◆ What to work on
Count, in the entries, the lines with "Shakha". Answer with the number only.

◆ Data lines

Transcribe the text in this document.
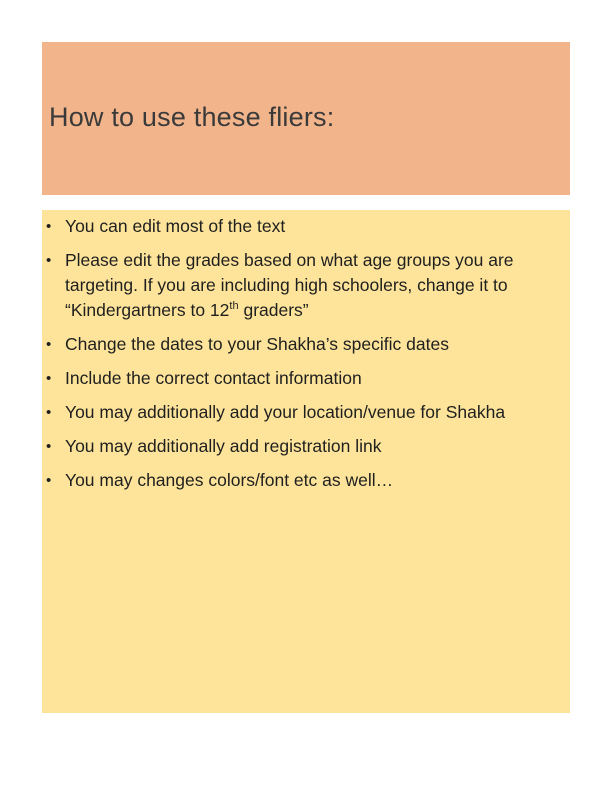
How to use these fliers:
• You can edit most of the text
• Please edit the grades based on what age groups you are targeting. If you are including high schoolers, change it to “Kindergartners to 12th graders”
• Change the dates to your Shakha’s specific dates
• Include the correct contact information
• You may additionally add your location/venue for Shakha
• You may additionally add registration link
• You may changes colors/font etc as well…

◆ Solution for this task
2